Data entries
▽

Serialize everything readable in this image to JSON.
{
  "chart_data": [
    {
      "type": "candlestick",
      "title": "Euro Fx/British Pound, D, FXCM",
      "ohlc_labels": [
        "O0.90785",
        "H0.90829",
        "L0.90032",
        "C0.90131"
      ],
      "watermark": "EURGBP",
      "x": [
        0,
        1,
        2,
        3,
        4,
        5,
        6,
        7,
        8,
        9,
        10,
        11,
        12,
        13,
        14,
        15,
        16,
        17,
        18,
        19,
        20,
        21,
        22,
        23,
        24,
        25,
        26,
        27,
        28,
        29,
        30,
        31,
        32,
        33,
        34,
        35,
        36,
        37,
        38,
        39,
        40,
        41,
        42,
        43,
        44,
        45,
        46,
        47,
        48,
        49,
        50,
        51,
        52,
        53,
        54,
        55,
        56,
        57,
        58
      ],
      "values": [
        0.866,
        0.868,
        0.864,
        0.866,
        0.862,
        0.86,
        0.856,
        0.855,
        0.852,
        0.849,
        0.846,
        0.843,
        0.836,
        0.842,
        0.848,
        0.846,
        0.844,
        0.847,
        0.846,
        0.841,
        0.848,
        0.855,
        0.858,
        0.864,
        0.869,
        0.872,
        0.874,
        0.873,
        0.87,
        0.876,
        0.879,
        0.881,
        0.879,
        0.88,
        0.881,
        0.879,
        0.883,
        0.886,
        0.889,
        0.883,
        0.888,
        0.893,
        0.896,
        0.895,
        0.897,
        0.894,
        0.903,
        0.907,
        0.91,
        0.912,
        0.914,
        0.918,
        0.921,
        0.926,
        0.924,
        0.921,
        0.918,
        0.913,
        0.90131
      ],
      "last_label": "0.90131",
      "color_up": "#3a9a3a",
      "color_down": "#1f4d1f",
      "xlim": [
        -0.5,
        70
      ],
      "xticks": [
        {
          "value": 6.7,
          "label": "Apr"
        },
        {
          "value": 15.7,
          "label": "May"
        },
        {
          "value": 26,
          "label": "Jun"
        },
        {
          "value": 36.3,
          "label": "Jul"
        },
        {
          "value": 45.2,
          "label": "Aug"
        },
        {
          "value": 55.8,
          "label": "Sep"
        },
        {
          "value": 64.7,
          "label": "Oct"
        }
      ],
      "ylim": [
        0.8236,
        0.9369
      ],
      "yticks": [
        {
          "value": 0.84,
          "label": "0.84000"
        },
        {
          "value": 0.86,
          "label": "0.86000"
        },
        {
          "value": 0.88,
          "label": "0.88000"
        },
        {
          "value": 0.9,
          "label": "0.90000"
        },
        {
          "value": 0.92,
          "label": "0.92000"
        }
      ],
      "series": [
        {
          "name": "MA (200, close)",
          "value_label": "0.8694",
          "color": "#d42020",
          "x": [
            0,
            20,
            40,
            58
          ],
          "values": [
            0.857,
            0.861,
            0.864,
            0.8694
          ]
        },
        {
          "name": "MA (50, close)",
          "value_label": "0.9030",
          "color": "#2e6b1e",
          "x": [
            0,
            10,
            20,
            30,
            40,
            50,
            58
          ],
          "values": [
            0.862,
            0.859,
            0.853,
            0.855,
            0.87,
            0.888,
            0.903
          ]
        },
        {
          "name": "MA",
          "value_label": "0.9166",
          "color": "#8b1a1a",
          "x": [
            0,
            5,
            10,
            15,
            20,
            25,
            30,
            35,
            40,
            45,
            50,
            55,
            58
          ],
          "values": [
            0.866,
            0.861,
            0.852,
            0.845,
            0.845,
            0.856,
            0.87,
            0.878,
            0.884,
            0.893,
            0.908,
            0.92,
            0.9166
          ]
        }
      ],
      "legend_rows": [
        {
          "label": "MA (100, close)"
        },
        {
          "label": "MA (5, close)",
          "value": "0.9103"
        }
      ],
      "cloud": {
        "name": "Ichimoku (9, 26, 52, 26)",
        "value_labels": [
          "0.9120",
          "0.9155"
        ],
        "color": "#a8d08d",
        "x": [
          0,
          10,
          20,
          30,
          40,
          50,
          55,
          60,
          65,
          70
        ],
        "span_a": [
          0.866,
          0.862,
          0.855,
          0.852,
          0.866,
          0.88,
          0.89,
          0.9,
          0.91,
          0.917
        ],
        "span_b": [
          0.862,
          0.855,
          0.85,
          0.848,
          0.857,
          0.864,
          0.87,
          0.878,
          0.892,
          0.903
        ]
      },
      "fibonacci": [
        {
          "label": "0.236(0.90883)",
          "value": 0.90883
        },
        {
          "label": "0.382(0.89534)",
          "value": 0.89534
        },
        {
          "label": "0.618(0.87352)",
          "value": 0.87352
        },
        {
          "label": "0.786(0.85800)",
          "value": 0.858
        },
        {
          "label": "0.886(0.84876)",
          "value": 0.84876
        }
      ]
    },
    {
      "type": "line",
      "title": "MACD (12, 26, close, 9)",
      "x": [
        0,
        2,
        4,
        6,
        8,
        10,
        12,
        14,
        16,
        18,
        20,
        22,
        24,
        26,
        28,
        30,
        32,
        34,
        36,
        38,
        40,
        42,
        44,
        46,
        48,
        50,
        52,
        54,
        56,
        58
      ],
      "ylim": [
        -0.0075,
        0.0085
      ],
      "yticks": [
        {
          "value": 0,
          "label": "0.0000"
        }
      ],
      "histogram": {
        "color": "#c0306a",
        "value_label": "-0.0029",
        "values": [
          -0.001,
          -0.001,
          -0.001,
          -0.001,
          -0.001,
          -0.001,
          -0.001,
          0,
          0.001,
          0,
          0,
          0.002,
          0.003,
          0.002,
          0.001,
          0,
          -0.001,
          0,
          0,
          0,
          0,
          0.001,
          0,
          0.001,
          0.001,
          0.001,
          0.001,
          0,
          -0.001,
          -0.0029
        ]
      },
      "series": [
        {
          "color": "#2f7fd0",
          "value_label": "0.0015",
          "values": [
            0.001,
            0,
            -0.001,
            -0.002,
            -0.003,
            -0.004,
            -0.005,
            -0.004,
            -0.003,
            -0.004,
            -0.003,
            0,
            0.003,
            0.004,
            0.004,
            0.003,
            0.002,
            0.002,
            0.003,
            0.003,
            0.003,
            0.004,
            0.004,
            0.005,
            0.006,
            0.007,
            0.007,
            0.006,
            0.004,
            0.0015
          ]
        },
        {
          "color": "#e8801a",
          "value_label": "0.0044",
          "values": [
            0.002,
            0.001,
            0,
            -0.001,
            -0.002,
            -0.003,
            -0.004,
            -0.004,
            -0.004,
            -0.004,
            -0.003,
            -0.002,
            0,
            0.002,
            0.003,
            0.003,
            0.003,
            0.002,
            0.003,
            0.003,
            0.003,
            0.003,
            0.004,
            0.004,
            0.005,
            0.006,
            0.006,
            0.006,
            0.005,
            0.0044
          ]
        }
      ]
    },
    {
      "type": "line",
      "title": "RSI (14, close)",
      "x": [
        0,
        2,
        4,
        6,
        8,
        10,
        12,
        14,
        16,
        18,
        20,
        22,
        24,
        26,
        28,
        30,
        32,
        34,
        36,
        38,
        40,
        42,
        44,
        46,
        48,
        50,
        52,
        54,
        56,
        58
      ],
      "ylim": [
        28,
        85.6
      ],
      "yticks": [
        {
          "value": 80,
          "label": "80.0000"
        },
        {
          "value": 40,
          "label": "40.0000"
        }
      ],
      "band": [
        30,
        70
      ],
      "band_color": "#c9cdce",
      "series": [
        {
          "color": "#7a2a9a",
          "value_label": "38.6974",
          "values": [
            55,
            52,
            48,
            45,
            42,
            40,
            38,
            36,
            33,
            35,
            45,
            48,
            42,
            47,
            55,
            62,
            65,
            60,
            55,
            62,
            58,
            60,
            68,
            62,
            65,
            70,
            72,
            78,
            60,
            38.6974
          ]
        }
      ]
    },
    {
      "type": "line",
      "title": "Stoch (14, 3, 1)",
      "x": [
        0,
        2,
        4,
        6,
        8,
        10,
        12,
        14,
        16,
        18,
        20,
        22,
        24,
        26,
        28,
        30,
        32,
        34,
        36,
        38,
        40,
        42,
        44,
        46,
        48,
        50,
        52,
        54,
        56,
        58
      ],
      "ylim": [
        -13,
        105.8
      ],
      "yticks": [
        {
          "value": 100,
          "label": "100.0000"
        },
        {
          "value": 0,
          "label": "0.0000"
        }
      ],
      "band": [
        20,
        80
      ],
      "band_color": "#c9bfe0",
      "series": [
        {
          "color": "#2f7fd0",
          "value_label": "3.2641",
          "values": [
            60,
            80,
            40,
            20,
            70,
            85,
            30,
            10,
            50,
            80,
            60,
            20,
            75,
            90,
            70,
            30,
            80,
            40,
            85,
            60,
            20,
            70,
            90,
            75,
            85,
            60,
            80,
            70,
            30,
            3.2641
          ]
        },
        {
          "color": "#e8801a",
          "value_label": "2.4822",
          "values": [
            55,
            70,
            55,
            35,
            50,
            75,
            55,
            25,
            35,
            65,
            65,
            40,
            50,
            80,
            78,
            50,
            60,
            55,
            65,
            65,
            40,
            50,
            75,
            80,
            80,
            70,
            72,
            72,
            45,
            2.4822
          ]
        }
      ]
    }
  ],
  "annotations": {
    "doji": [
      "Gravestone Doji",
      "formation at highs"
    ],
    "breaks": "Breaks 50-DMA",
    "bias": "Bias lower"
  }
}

△
▽

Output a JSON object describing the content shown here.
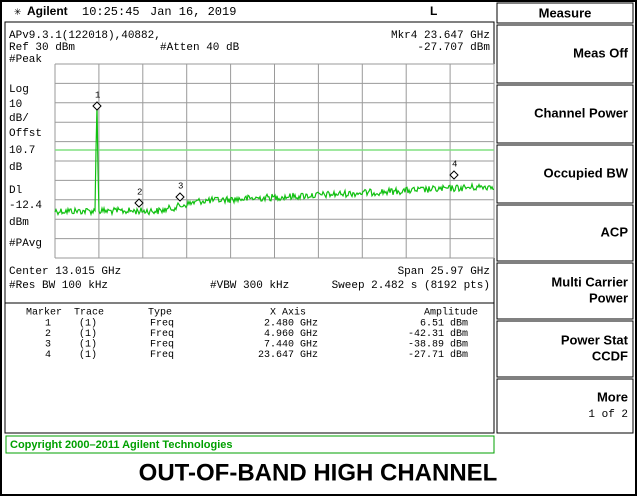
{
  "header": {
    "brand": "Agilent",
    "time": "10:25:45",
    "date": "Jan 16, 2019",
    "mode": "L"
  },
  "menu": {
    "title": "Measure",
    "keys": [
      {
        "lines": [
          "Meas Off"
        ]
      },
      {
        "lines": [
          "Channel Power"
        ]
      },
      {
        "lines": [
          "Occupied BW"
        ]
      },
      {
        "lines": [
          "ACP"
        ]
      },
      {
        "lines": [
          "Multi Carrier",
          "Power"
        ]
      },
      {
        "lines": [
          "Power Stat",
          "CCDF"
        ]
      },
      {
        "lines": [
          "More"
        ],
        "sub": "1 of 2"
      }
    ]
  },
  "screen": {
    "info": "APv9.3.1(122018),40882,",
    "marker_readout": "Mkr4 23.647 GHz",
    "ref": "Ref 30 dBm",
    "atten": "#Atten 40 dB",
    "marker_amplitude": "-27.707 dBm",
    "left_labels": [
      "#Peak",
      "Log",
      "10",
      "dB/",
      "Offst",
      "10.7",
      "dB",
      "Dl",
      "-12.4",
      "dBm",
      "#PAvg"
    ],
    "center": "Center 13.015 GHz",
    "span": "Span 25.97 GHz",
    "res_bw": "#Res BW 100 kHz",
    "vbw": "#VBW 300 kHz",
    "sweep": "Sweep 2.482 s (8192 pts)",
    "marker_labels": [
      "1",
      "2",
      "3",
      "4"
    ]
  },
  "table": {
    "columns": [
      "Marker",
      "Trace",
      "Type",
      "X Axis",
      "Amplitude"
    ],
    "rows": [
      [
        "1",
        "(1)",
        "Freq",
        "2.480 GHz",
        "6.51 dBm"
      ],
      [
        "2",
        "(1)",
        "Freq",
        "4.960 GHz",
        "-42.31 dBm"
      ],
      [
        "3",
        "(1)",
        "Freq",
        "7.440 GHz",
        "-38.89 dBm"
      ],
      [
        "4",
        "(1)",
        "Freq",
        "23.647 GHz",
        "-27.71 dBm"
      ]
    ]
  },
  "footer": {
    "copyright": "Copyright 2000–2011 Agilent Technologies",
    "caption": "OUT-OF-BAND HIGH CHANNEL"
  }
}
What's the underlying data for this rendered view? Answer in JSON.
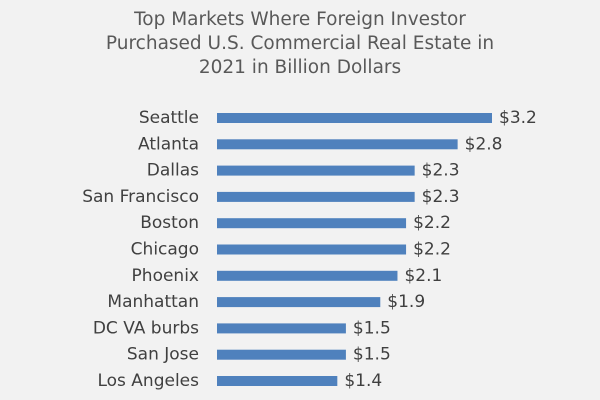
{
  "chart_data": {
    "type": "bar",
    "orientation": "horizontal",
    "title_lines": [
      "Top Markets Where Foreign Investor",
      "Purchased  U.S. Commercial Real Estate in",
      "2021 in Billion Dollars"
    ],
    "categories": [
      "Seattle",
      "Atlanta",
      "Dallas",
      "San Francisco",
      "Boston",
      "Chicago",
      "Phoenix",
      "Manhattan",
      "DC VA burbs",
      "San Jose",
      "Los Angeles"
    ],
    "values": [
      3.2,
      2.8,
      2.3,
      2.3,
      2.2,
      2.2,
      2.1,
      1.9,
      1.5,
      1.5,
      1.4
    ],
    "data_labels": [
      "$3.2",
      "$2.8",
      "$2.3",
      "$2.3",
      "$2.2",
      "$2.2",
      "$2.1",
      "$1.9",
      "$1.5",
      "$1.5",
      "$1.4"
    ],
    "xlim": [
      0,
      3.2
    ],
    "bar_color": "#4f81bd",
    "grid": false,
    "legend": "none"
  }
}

△

### WHAT YOU HAVE TO DO
Give only the number of lines in the records that contain the string "Agilent".

### WORKED ANSWER
2